** What is expected **
Copy the data that follows, character for character, minus the pictures.

____

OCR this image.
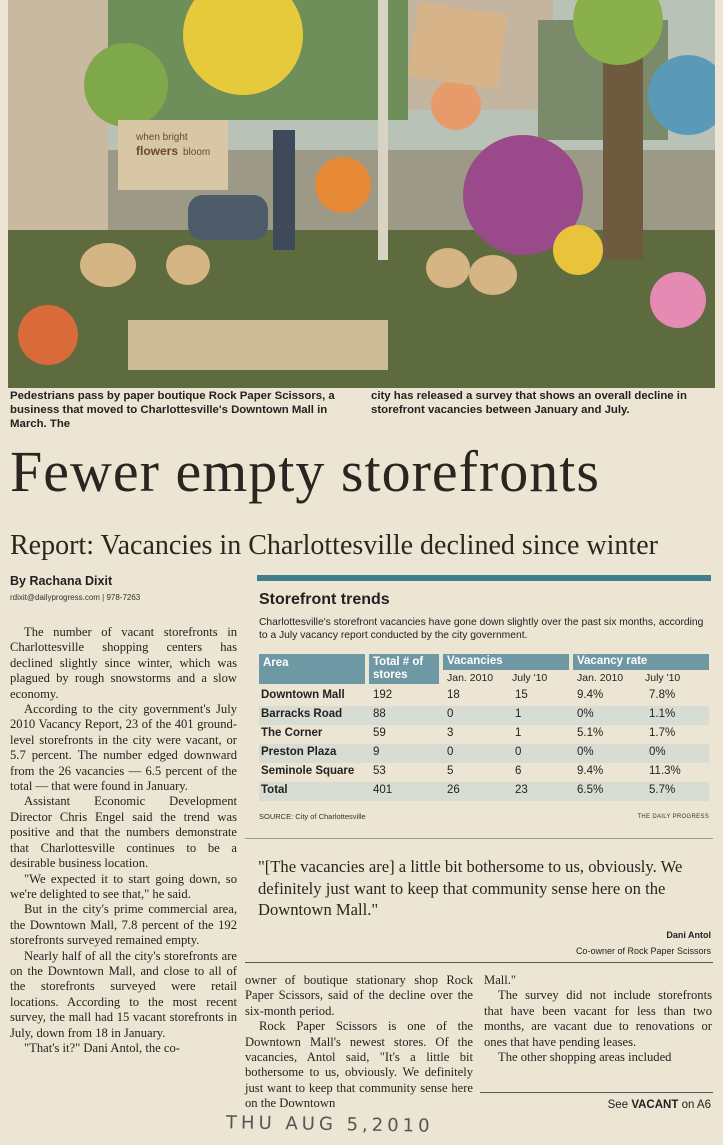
when bright
flowers bloom
Pedestrians pass by paper boutique Rock Paper Scissors, a business that moved to Charlottesville's Downtown Mall in March. The
city has released a survey that shows an overall decline in storefront vacancies between January and July.
Fewer empty storefronts
Report: Vacancies in Charlottesville declined since winter
By Rachana Dixit
rdixit@dailyprogress.com | 978-7263

The number of vacant storefronts in Charlottesville shopping centers has declined slightly since winter, which was plagued by rough snowstorms and a slow economy.

According to the city government's July 2010 Vacancy Report, 23 of the 401 ground-level storefronts in the city were vacant, or 5.7 percent. The number edged downward from the 26 vacancies — 6.5 percent of the total — that were found in January.

Assistant Economic Development Director Chris Engel said the trend was positive and that the numbers demonstrate that Charlottesville continues to be a desirable business location.

"We expected it to start going down, so we're delighted to see that," he said.

But in the city's prime commercial area, the Downtown Mall, 7.8 percent of the 192 storefronts surveyed remained empty.

Nearly half of all the city's storefronts are on the Downtown Mall, and close to all of the storefronts surveyed were retail locations. According to the most recent survey, the mall had 15 vacant storefronts in July, down from 18 in January.

"That's it?" Dani Antol, the co-

owner of boutique stationary shop Rock Paper Scissors, said of the decline over the six-month period.

Rock Paper Scissors is one of the Downtown Mall's newest stores. Of the vacancies, Antol said, "It's a little bit bothersome to us, obviously. We definitely just want to keep that community sense here on the Downtown

Mall."

The survey did not include storefronts that have been vacant for less than two months, are vacant due to renovations or ones that have pending leases.

The other shopping areas included

Storefront trends
Charlottesville's storefront vacancies have gone down slightly over the past six months, according to a July vacancy report conducted by the city government.
Area	Total # of stores
Vacancies	Vacancy rate
Jan. 2010 July '10	Jan. 2010 July '10
Downtown Mall 192	18	15	9.4%	7.8%
Barracks Road	88	0	1	0%	1.1%
The Corner	59	3	1	5.1%	1.7%
Preston Plaza	9	0	0	0%	0%
Seminole Square 53	5	6	9.4%	11.3%
Total	401	26	23	6.5%	5.7%
SOURCE: City of Charlottesville	THE DAILY PROGRESS
"[The vacancies are] a little bit bothersome to us, obviously. We definitely just want to keep that community sense here on the Downtown Mall."
Dani Antol
Co-owner of Rock Paper Scissors
See VACANT on A6
THU AUG 5,2010
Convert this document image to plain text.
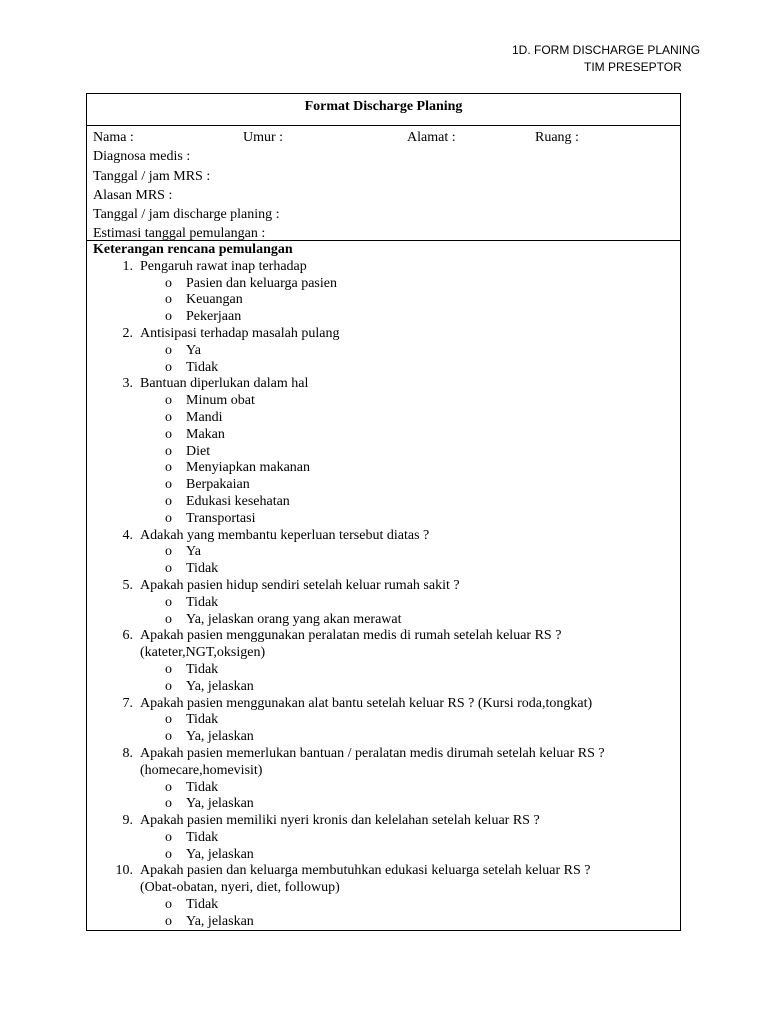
1D. FORM DISCHARGE PLANING
TIM PRESEPTOR
Format Discharge Planing
Nama :	Umur :	Alamat :	Ruang :
Diagnosa medis :
Tanggal / jam MRS :
Alasan MRS :
Tanggal / jam discharge planing :
Estimasi tanggal pemulangan :
Keterangan rencana pemulangan
1. Pengaruh rawat inap terhadap
o Pasien dan keluarga pasien
o Keuangan
o Pekerjaan
2. Antisipasi terhadap masalah pulang
o Ya
o Tidak
3. Bantuan diperlukan dalam hal
o Minum obat
o Mandi
o Makan
o Diet
o Menyiapkan makanan
o Berpakaian
o Edukasi kesehatan
o Transportasi
4. Adakah yang membantu keperluan tersebut diatas ?
o Ya
o Tidak
5. Apakah pasien hidup sendiri setelah keluar rumah sakit ?
o Tidak
o Ya, jelaskan orang yang akan merawat
6. Apakah pasien menggunakan peralatan medis di rumah setelah keluar RS ?
(kateter,NGT,oksigen)
o Tidak
o Ya, jelaskan
7. Apakah pasien menggunakan alat bantu setelah keluar RS ? (Kursi roda,tongkat)
o Tidak
o Ya, jelaskan
8. Apakah pasien memerlukan bantuan / peralatan medis dirumah setelah keluar RS ?
(homecare,homevisit)
o Tidak
o Ya, jelaskan
9. Apakah pasien memiliki nyeri kronis dan kelelahan setelah keluar RS ?
o Tidak
o Ya, jelaskan
10. Apakah pasien dan keluarga membutuhkan edukasi keluarga setelah keluar RS ?
(Obat-obatan, nyeri, diet, followup)
o Tidak
o Ya, jelaskan
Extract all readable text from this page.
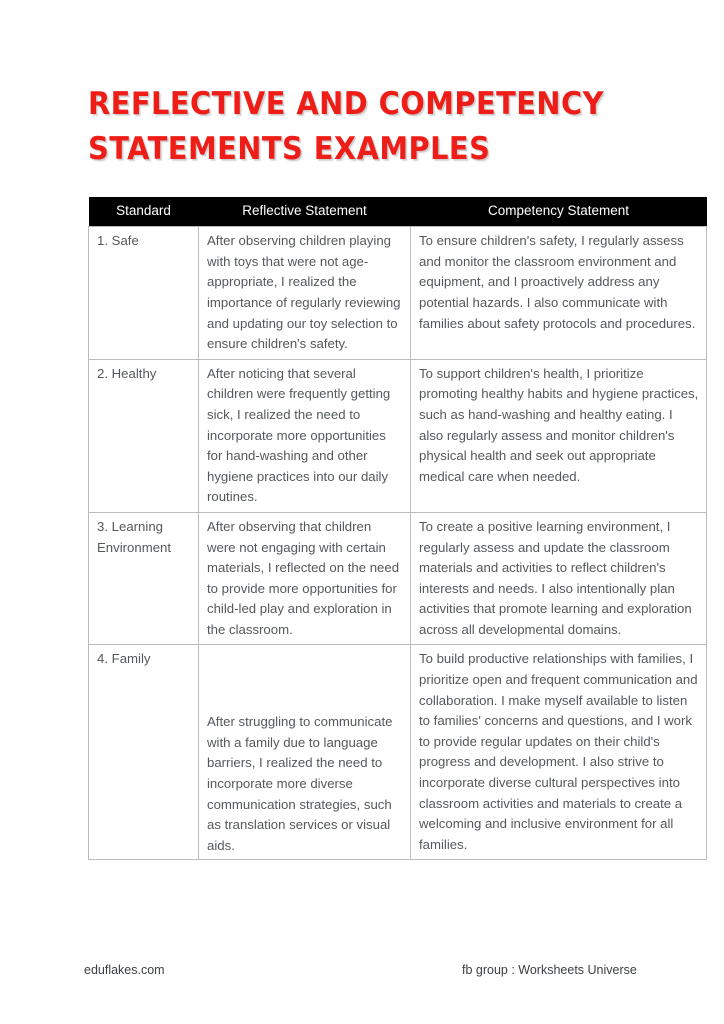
REFLECTIVE AND COMPETENCY
STATEMENTS EXAMPLES
Standard	Reflective Statement	Competency Statement
1. Safe	After observing children playing with toys that were not age-appropriate, I realized the importance of regularly reviewing and updating our toy selection to ensure children's safety.	To ensure children's safety, I regularly assess and monitor the classroom environment and equipment, and I proactively address any potential hazards. I also communicate with families about safety protocols and procedures.
2. Healthy	After noticing that several children were frequently getting sick, I realized the need to incorporate more opportunities for hand-washing and other hygiene practices into our daily routines.	To support children's health, I prioritize promoting healthy habits and hygiene practices, such as hand-washing and healthy eating. I also regularly assess and monitor children's physical health and seek out appropriate medical care when needed.
3. Learning Environment	After observing that children were not engaging with certain materials, I reflected on the need to provide more opportunities for child-led play and exploration in the classroom.	To create a positive learning environment, I regularly assess and update the classroom materials and activities to reflect children's interests and needs. I also intentionally plan activities that promote learning and exploration across all developmental domains.
4. Family	After struggling to communicate with a family due to language barriers, I realized the need to incorporate more diverse communication strategies, such as translation services or visual aids.	To build productive relationships with families, I prioritize open and frequent communication and collaboration. I make myself available to listen to families' concerns and questions, and I work to provide regular updates on their child's progress and development. I also strive to incorporate diverse cultural perspectives into classroom activities and materials to create a welcoming and inclusive environment for all families.
eduflakes.com	fb group : Worksheets Universe
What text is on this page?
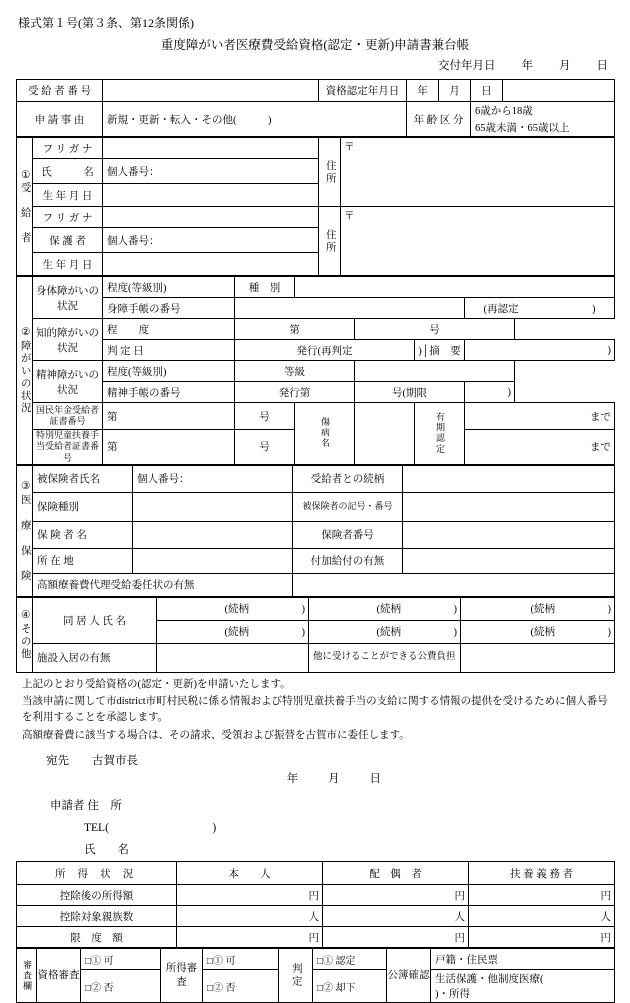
様式第１号(第３条、第12条関係)
重度障がい者医療費受給資格(認定・更新)申請書兼台帳
交付年月日 年 月 日
受 給 者 番 号		資格認定年月日	年	月	日	
申 請 事 由	新規・更新・転入・その他(　　　)	年 齢 区 分	
6歳から18歳
65歳未満・65歳以上
①
受　給　者	フ リ ガ ナ		住所	〒
	氏　　　名	個人番号：		
	生 年 月 日			
	フ リ ガ ナ		住所	〒
	保 護 者	個人番号：		
	生 年 月 日			
②
障がいの状況	身体障がいの状況	程度(等級別)	種　別				
		身障手帳の番号					(再認定　　　　　　　)

	知的障がいの状況	程　　度	第		号		
		判 定 日	発行(再判定			)│摘　要	)

	精神障がいの状況	程度(等級別)	等級				
		精神手帳の番号	発行第		号(期限		)

	国民年金受給者証書番号	第	号	傷病名		有期認定	まで

	特別児童扶養手当受給者証書番号	第	号				まで
③
医 療 保 険	被保険者氏名	個人番号：	受給者との続柄	
	保険種別		被保険者の記号・番号	

	保 険 者 名		保険者番号	
	所 在 地		付加給付の有無	
	高額療養費代理受給委任状の有無			
④
その他	同 居 人 氏 名	(続柄　　　　　)	(続柄　　　　　)	(続柄　　　　　)
		(続柄　　　　　)	(続柄　　　　　)	(続柄　　　　　)
	施設入居の有無		他に受けることができる公費負担	

上記のとおり受給資格の(認定・更新)を申請いたします。

当該申請に関して市district市町村民税に係る情報および特別児童扶養手当の支給に関する情報の提供を受けるために個人番号を利用することを承認します。

高額療養費に該当する場合は、その請求、受領および振替を古賀市に委任します。

宛先　　古賀市長
年　　月　　日
申請者 住　所
TEL(　　　　　　　　　)
氏　名
所 得 状 況	本　　人	配　偶　者	扶 養 義 務 者
控除後の所得額	円	円	円
控除対象親族数	人	人	人
限　度　額	円	円	円
審査欄	資格審査	□① 可	所得審査	□① 可	判定	□① 認定	公簿確認	戸籍・住民票
		□② 否		□② 否		□② 却下		生活保護・他制度医療()・所得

____

** Solution **
OCR this image.
when bright
flowers bloom
Pedestrians pass by paper boutique Rock Paper Scissors, a business that moved to Charlottesville's Downtown Mall in March. The
city has released a survey that shows an overall decline in storefront vacancies between January and July.
Fewer empty storefronts
Report: Vacancies in Charlottesville declined since winter
By Rachana Dixit
rdixit@dailyprogress.com | 978-7263

The number of vacant storefronts in Charlottesville shopping centers has declined slightly since winter, which was plagued by rough snowstorms and a slow economy.

According to the city government's July 2010 Vacancy Report, 23 of the 401 ground-level storefronts in the city were vacant, or 5.7 percent. The number edged downward from the 26 vacancies — 6.5 percent of the total — that were found in January.

Assistant Economic Development Director Chris Engel said the trend was positive and that the numbers demonstrate that Charlottesville continues to be a desirable business location.

"We expected it to start going down, so we're delighted to see that," he said.

But in the city's prime commercial area, the Downtown Mall, 7.8 percent of the 192 storefronts surveyed remained empty.

Nearly half of all the city's storefronts are on the Downtown Mall, and close to all of the storefronts surveyed were retail locations. According to the most recent survey, the mall had 15 vacant storefronts in July, down from 18 in January.

"That's it?" Dani Antol, the co-

owner of boutique stationary shop Rock Paper Scissors, said of the decline over the six-month period.

Rock Paper Scissors is one of the Downtown Mall's newest stores. Of the vacancies, Antol said, "It's a little bit bothersome to us, obviously. We definitely just want to keep that community sense here on the Downtown

Mall."

The survey did not include storefronts that have been vacant for less than two months, are vacant due to renovations or ones that have pending leases.

The other shopping areas included

Storefront trends
Charlottesville's storefront vacancies have gone down slightly over the past six months, according to a July vacancy report conducted by the city government.
Area	Total # of stores
Vacancies	Vacancy rate
Jan. 2010 July '10	Jan. 2010 July '10
Downtown Mall 192	18	15	9.4%	7.8%
Barracks Road	88	0	1	0%	1.1%
The Corner	59	3	1	5.1%	1.7%
Preston Plaza	9	0	0	0%	0%
Seminole Square 53	5	6	9.4%	11.3%
Total	401	26	23	6.5%	5.7%
SOURCE: City of Charlottesville	THE DAILY PROGRESS
"[The vacancies are] a little bit bothersome to us, obviously. We definitely just want to keep that community sense here on the Downtown Mall."
Dani Antol
Co-owner of Rock Paper Scissors
See VACANT on A6
THU AUG 5,2010
Convert this document image to plain text.
1D. FORM DISCHARGE PLANING
TIM PRESEPTOR
Format Discharge Planing
Nama :	Umur :	Alamat :	Ruang :
Diagnosa medis :
Tanggal / jam MRS :
Alasan MRS :
Tanggal / jam discharge planing :
Estimasi tanggal pemulangan :
Keterangan rencana pemulangan
1. Pengaruh rawat inap terhadap
o Pasien dan keluarga pasien
o Keuangan
o Pekerjaan
2. Antisipasi terhadap masalah pulang
o Ya
o Tidak
3. Bantuan diperlukan dalam hal
o Minum obat
o Mandi
o Makan
o Diet
o Menyiapkan makanan
o Berpakaian
o Edukasi kesehatan
o Transportasi
4. Adakah yang membantu keperluan tersebut diatas ?
o Ya
o Tidak
5. Apakah pasien hidup sendiri setelah keluar rumah sakit ?
o Tidak
o Ya, jelaskan orang yang akan merawat
6. Apakah pasien menggunakan peralatan medis di rumah setelah keluar RS ?
(kateter,NGT,oksigen)
o Tidak
o Ya, jelaskan
7. Apakah pasien menggunakan alat bantu setelah keluar RS ? (Kursi roda,tongkat)
o Tidak
o Ya, jelaskan
8. Apakah pasien memerlukan bantuan / peralatan medis dirumah setelah keluar RS ?
(homecare,homevisit)
o Tidak
o Ya, jelaskan
9. Apakah pasien memiliki nyeri kronis dan kelelahan setelah keluar RS ?
o Tidak
o Ya, jelaskan
10. Apakah pasien dan keluarga membutuhkan edukasi keluarga setelah keluar RS ?
(Obat-obatan, nyeri, diet, followup)
o Tidak
o Ya, jelaskan
Extract all readable text from this page.
REFLECTIVE AND COMPETENCY
STATEMENTS EXAMPLES
Standard	Reflective Statement	Competency Statement
1. Safe	After observing children playing with toys that were not age-appropriate, I realized the importance of regularly reviewing and updating our toy selection to ensure children's safety.	To ensure children's safety, I regularly assess and monitor the classroom environment and equipment, and I proactively address any potential hazards. I also communicate with families about safety protocols and procedures.
2. Healthy	After noticing that several children were frequently getting sick, I realized the need to incorporate more opportunities for hand-washing and other hygiene practices into our daily routines.	To support children's health, I prioritize promoting healthy habits and hygiene practices, such as hand-washing and healthy eating. I also regularly assess and monitor children's physical health and seek out appropriate medical care when needed.
3. Learning Environment	After observing that children were not engaging with certain materials, I reflected on the need to provide more opportunities for child-led play and exploration in the classroom.	To create a positive learning environment, I regularly assess and update the classroom materials and activities to reflect children's interests and needs. I also intentionally plan activities that promote learning and exploration across all developmental domains.
4. Family	After struggling to communicate with a family due to language barriers, I realized the need to incorporate more diverse communication strategies, such as translation services or visual aids.	To build productive relationships with families, I prioritize open and frequent communication and collaboration. I make myself available to listen to families' concerns and questions, and I work to provide regular updates on their child's progress and development. I also strive to incorporate diverse cultural perspectives into classroom activities and materials to create a welcoming and inclusive environment for all families.
eduflakes.com	fb group : Worksheets Universe
What text is on this page?
様式第１号(第３条、第12条関係)
重度障がい者医療費受給資格(認定・更新)申請書兼台帳
交付年月日 年 月 日
受 給 者 番 号		資格認定年月日	年	月	日	
申 請 事 由	新規・更新・転入・その他(　　　)	年 齢 区 分	
6歳から18歳
65歳未満・65歳以上
①
受　給　者	フ リ ガ ナ		住所	〒
	氏　　　名	個人番号：		
	生 年 月 日			
	フ リ ガ ナ		住所	〒
	保 護 者	個人番号：		
	生 年 月 日			
②
障がいの状況	身体障がいの状況	程度(等級別)	種　別				
		身障手帳の番号					(再認定　　　　　　　)

	知的障がいの状況	程　　度	第		号		
		判 定 日	発行(再判定			)│摘　要	)

	精神障がいの状況	程度(等級別)	等級				
		精神手帳の番号	発行第		号(期限		)

	国民年金受給者証書番号	第	号	傷病名		有期認定	まで

	特別児童扶養手当受給者証書番号	第	号				まで
③
医 療 保 険	被保険者氏名	個人番号：	受給者との続柄	
	保険種別		被保険者の記号・番号	

	保 険 者 名		保険者番号	
	所 在 地		付加給付の有無	
	高額療養費代理受給委任状の有無			
④
その他	同 居 人 氏 名	(続柄　　　　　)	(続柄　　　　　)	(続柄　　　　　)
		(続柄　　　　　)	(続柄　　　　　)	(続柄　　　　　)
	施設入居の有無		他に受けることができる公費負担	

上記のとおり受給資格の(認定・更新)を申請いたします。

当該申請に関して市district市町村民税に係る情報および特別児童扶養手当の支給に関する情報の提供を受けるために個人番号を利用することを承認します。

高額療養費に該当する場合は、その請求、受領および振替を古賀市に委任します。

宛先　　古賀市長
年　　月　　日
申請者 住　所
TEL(　　　　　　　　　)
氏　名
所 得 状 況	本　　人	配　偶　者	扶 養 義 務 者
控除後の所得額	円	円	円
控除対象親族数	人	人	人
限　度　額	円	円	円
審査欄	資格審査	□① 可	所得審査	□① 可	判定	□① 認定	公簿確認	戸籍・住民票
		□② 否		□② 否		□② 却下		生活保護・他制度医療()・所得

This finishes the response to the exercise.